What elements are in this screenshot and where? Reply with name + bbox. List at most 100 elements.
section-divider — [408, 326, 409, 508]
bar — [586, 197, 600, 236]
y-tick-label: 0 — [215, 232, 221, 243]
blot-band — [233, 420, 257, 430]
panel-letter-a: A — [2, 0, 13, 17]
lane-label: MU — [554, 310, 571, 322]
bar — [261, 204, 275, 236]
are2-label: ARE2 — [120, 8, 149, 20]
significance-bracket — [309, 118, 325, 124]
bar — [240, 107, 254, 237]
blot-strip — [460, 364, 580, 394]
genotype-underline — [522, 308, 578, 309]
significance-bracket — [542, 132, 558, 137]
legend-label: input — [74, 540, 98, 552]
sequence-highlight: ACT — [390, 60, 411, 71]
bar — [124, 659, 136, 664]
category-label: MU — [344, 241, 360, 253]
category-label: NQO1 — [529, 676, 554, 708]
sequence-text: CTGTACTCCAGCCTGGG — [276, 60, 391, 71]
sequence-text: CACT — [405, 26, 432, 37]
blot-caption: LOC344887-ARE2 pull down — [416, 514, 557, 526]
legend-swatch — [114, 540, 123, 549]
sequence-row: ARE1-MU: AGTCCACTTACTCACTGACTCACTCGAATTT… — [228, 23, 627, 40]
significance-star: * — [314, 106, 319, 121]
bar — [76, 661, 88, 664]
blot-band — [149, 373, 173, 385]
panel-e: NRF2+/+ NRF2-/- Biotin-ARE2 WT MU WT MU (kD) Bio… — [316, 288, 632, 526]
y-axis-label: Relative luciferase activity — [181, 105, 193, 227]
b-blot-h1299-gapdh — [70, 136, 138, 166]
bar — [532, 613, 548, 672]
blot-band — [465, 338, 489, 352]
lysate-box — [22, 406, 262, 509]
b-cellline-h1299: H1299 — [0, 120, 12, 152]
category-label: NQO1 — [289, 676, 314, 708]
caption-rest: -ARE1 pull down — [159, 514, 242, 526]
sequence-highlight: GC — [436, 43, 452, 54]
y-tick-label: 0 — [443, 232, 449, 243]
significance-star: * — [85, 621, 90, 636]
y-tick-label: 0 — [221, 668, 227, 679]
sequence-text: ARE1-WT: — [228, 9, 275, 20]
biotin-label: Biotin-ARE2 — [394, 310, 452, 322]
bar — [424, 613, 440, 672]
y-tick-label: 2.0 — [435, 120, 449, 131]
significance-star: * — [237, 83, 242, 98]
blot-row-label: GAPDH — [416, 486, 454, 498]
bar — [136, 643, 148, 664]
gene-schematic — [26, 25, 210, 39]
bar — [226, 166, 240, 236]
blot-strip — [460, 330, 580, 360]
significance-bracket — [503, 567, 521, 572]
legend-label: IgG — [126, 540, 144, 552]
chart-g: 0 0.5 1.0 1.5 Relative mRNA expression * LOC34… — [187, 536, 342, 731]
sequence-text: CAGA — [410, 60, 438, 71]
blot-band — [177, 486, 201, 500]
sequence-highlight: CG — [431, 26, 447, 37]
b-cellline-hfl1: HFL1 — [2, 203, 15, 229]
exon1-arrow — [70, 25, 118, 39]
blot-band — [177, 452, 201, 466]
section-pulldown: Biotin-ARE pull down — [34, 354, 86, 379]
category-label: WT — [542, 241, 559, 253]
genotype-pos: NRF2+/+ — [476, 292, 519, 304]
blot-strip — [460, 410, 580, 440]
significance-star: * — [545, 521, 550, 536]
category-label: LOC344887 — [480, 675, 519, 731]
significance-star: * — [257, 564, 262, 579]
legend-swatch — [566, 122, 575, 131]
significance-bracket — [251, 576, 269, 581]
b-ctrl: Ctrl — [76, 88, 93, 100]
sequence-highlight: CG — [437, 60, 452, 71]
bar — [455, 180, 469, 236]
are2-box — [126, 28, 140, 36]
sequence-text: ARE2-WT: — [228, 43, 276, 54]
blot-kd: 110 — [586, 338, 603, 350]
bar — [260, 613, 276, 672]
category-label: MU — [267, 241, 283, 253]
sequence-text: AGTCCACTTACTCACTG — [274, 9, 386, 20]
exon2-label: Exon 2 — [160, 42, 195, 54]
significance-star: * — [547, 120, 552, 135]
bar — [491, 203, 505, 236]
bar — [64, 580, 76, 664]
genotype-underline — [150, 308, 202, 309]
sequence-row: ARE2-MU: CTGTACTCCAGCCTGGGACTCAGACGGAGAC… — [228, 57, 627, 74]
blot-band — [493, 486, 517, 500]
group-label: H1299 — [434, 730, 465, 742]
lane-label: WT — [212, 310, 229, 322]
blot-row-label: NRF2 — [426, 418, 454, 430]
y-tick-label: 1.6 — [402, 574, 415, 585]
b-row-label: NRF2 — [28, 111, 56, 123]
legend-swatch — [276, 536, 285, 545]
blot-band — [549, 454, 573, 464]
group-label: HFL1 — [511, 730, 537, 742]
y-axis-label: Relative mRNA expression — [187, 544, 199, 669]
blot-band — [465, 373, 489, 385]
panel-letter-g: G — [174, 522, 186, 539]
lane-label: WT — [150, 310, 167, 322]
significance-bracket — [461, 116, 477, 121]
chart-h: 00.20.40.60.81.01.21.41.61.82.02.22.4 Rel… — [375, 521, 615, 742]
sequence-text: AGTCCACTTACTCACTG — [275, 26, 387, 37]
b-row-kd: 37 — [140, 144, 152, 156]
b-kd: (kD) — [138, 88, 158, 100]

# # # #

### EXERCISE INSTRUCTIONS
In the entries above, find each line with the word "category" and copy it.

### WRITTEN SOLUTION
category-label: MU — [344, 241, 360, 253]
category-label: NQO1 — [529, 676, 554, 708]
category-label: NQO1 — [289, 676, 314, 708]
category-label: WT — [542, 241, 559, 253]
category-label: LOC344887 — [480, 675, 519, 731]
category-label: MU — [267, 241, 283, 253]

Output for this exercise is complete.